-- start --

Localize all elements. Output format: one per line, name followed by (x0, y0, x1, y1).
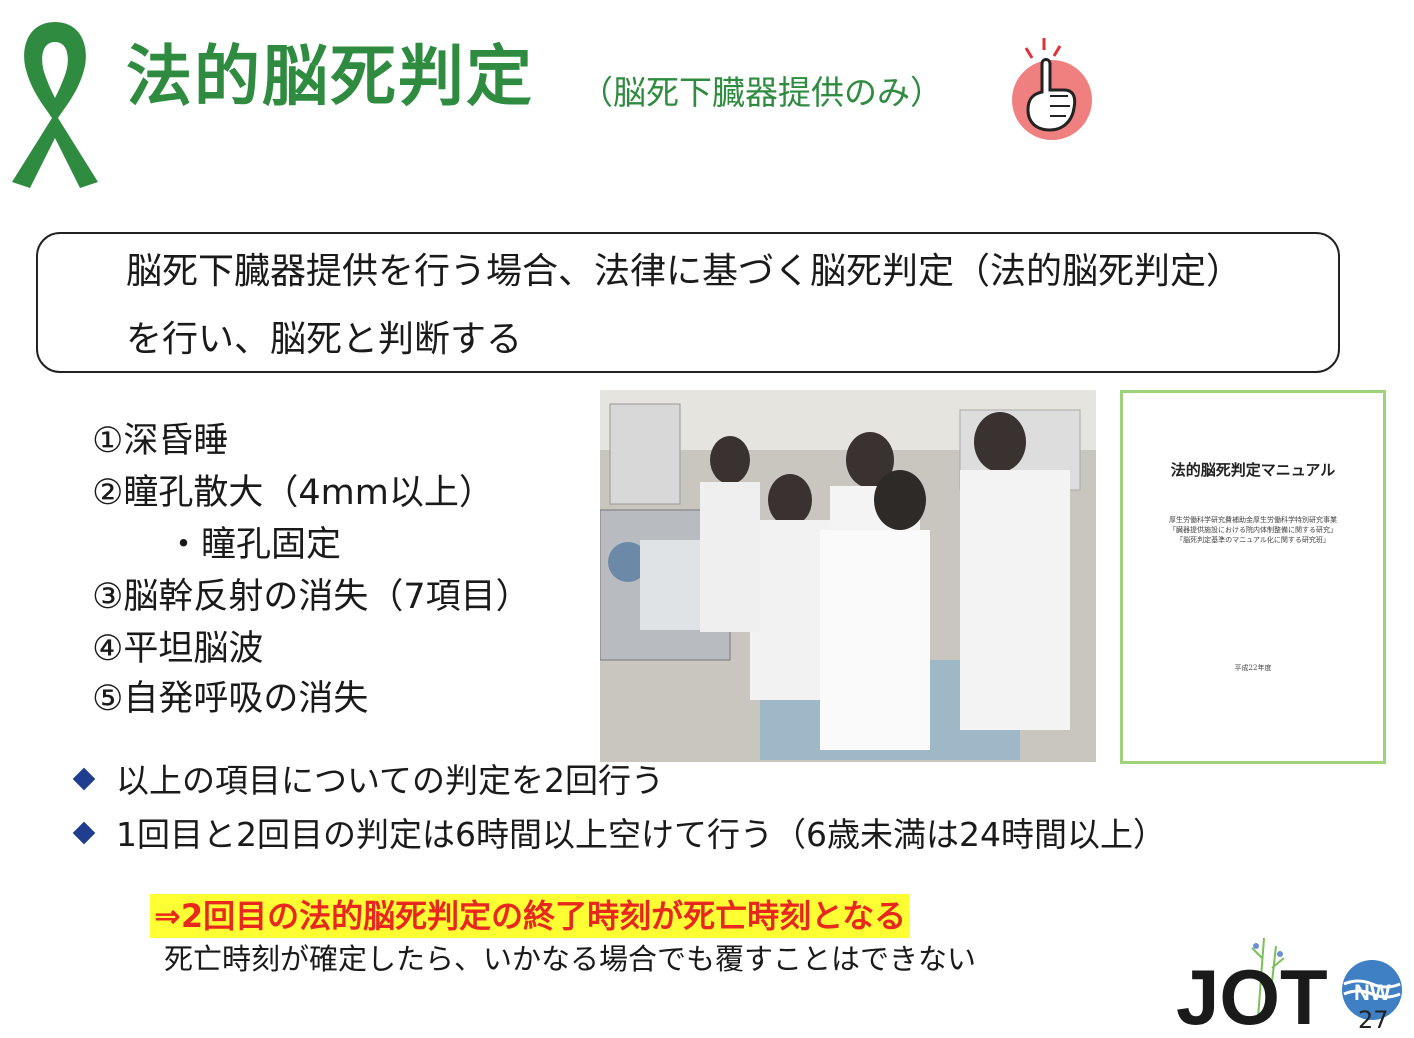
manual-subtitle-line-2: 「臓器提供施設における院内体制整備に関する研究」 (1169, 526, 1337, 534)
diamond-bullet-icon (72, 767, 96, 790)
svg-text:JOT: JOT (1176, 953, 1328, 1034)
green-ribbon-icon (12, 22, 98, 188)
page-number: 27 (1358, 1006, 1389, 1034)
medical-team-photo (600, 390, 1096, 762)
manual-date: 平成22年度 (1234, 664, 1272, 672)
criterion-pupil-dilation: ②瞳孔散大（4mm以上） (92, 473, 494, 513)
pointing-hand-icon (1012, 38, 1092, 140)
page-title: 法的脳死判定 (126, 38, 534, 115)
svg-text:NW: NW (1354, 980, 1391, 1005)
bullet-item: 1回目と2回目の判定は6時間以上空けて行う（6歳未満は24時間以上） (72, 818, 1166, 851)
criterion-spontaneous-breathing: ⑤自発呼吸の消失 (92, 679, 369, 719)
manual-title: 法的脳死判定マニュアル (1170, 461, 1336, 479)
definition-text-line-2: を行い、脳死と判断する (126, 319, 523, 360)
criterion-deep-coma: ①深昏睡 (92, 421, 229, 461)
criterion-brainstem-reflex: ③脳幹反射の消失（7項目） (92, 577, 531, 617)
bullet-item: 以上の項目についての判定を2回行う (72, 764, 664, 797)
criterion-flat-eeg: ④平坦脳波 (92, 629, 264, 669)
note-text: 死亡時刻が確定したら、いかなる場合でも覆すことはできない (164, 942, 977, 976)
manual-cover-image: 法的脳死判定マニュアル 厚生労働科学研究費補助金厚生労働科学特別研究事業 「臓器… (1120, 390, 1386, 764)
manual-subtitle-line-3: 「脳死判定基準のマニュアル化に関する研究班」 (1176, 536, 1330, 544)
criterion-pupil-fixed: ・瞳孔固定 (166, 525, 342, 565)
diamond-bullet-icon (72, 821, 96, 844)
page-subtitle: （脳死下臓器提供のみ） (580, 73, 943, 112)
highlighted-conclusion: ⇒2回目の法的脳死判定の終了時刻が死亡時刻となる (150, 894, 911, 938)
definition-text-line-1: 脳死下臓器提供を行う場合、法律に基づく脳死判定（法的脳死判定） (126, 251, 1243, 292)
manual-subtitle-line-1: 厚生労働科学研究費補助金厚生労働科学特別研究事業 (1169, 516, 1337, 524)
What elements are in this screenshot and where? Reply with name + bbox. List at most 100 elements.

-- end --

Edit the listing above by changing every "diamond-bullet-icon" to "diamond-bullet-marker" and leaving all other text untouched. Give back the full listing without the pictures.

Localize all elements. Output format: one per line, name followed by (x0, y0, x1, y1).
manual-subtitle-line-2: 「臓器提供施設における院内体制整備に関する研究」 (1169, 526, 1337, 534)
diamond-bullet-marker (72, 767, 96, 790)
svg-text:JOT: JOT (1176, 953, 1328, 1034)
green-ribbon-icon (12, 22, 98, 188)
page-number: 27 (1358, 1006, 1389, 1034)
medical-team-photo (600, 390, 1096, 762)
manual-date: 平成22年度 (1234, 664, 1272, 672)
criterion-pupil-dilation: ②瞳孔散大（4mm以上） (92, 473, 494, 513)
pointing-hand-icon (1012, 38, 1092, 140)
page-title: 法的脳死判定 (126, 38, 534, 115)
svg-text:NW: NW (1354, 980, 1391, 1005)
bullet-item: 1回目と2回目の判定は6時間以上空けて行う（6歳未満は24時間以上） (72, 818, 1166, 851)
criterion-spontaneous-breathing: ⑤自発呼吸の消失 (92, 679, 369, 719)
manual-title: 法的脳死判定マニュアル (1170, 461, 1336, 479)
definition-text-line-2: を行い、脳死と判断する (126, 319, 523, 360)
criterion-deep-coma: ①深昏睡 (92, 421, 229, 461)
criterion-brainstem-reflex: ③脳幹反射の消失（7項目） (92, 577, 531, 617)
bullet-item: 以上の項目についての判定を2回行う (72, 764, 664, 797)
criterion-flat-eeg: ④平坦脳波 (92, 629, 264, 669)
note-text: 死亡時刻が確定したら、いかなる場合でも覆すことはできない (164, 942, 977, 976)
manual-cover-image: 法的脳死判定マニュアル 厚生労働科学研究費補助金厚生労働科学特別研究事業 「臓器… (1120, 390, 1386, 764)
manual-subtitle-line-3: 「脳死判定基準のマニュアル化に関する研究班」 (1176, 536, 1330, 544)
criterion-pupil-fixed: ・瞳孔固定 (166, 525, 342, 565)
diamond-bullet-marker (72, 821, 96, 844)
page-subtitle: （脳死下臓器提供のみ） (580, 73, 943, 112)
highlighted-conclusion: ⇒2回目の法的脳死判定の終了時刻が死亡時刻となる (150, 894, 911, 938)
definition-text-line-1: 脳死下臓器提供を行う場合、法律に基づく脳死判定（法的脳死判定） (126, 251, 1243, 292)
manual-subtitle-line-1: 厚生労働科学研究費補助金厚生労働科学特別研究事業 (1169, 516, 1337, 524)
What elements are in this screenshot and where? Reply with name + bbox. List at most 100 elements.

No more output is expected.